## AIM OF THE TASK:
In your copy, include every line of the listing below exactly but none of the pictures.

## STORED RECORDS:
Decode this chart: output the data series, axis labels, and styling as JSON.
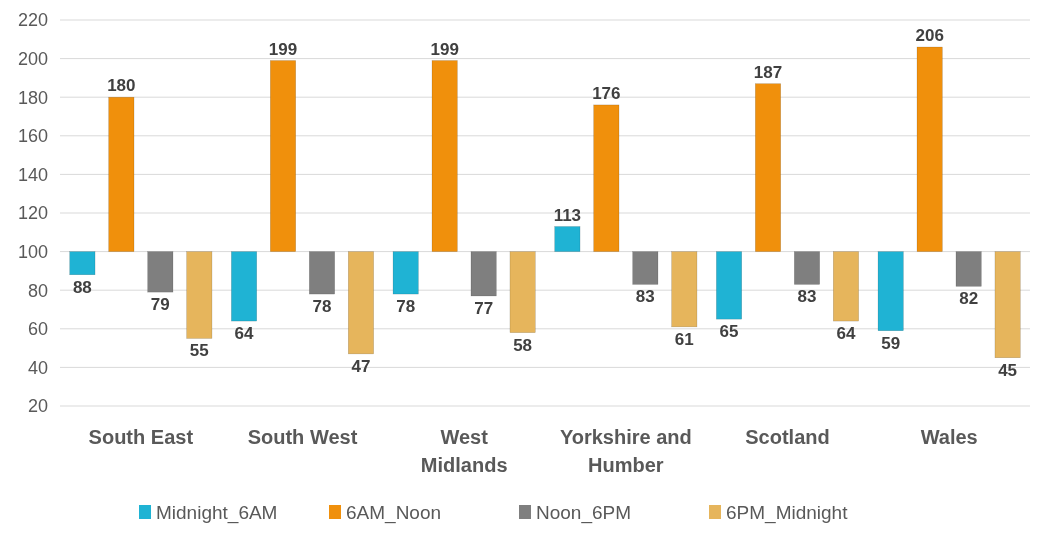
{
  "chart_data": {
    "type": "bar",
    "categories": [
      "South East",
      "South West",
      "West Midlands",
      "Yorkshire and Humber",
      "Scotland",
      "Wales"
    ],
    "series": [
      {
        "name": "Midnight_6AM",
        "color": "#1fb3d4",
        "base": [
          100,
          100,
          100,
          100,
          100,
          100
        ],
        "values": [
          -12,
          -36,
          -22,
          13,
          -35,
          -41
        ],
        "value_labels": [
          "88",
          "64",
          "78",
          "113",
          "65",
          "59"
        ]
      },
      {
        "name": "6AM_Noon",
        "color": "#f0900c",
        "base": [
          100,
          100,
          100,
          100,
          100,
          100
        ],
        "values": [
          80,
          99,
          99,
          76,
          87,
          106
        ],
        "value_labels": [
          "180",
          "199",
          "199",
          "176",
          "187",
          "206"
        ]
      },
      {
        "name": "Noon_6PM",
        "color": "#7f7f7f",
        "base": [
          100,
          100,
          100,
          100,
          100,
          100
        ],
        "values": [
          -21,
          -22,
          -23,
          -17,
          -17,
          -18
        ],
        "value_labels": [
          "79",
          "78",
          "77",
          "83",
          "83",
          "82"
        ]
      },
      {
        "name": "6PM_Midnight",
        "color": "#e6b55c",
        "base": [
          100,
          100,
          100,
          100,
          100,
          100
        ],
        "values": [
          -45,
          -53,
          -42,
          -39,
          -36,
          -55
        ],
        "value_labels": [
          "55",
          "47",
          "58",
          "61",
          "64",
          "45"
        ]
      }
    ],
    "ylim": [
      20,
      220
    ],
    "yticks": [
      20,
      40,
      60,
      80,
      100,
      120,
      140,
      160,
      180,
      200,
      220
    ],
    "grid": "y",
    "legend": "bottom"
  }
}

## EXPECTED ANSWER:
Decode this chart: output the data series, axis labels, and styling as JSON.
{
  "chart_data": {
    "type": "bar",
    "categories": [
      "South East",
      "South West",
      "West Midlands",
      "Yorkshire and Humber",
      "Scotland",
      "Wales"
    ],
    "series": [
      {
        "name": "Midnight_6AM",
        "color": "#1fb3d4",
        "base": [
          100,
          100,
          100,
          100,
          100,
          100
        ],
        "values": [
          -12,
          -36,
          -22,
          13,
          -35,
          -41
        ],
        "value_labels": [
          "88",
          "64",
          "78",
          "113",
          "65",
          "59"
        ]
      },
      {
        "name": "6AM_Noon",
        "color": "#f0900c",
        "base": [
          100,
          100,
          100,
          100,
          100,
          100
        ],
        "values": [
          80,
          99,
          99,
          76,
          87,
          106
        ],
        "value_labels": [
          "180",
          "199",
          "199",
          "176",
          "187",
          "206"
        ]
      },
      {
        "name": "Noon_6PM",
        "color": "#7f7f7f",
        "base": [
          100,
          100,
          100,
          100,
          100,
          100
        ],
        "values": [
          -21,
          -22,
          -23,
          -17,
          -17,
          -18
        ],
        "value_labels": [
          "79",
          "78",
          "77",
          "83",
          "83",
          "82"
        ]
      },
      {
        "name": "6PM_Midnight",
        "color": "#e6b55c",
        "base": [
          100,
          100,
          100,
          100,
          100,
          100
        ],
        "values": [
          -45,
          -53,
          -42,
          -39,
          -36,
          -55
        ],
        "value_labels": [
          "55",
          "47",
          "58",
          "61",
          "64",
          "45"
        ]
      }
    ],
    "ylim": [
      20,
      220
    ],
    "yticks": [
      20,
      40,
      60,
      80,
      100,
      120,
      140,
      160,
      180,
      200,
      220
    ],
    "grid": "y",
    "legend": "bottom"
  }
}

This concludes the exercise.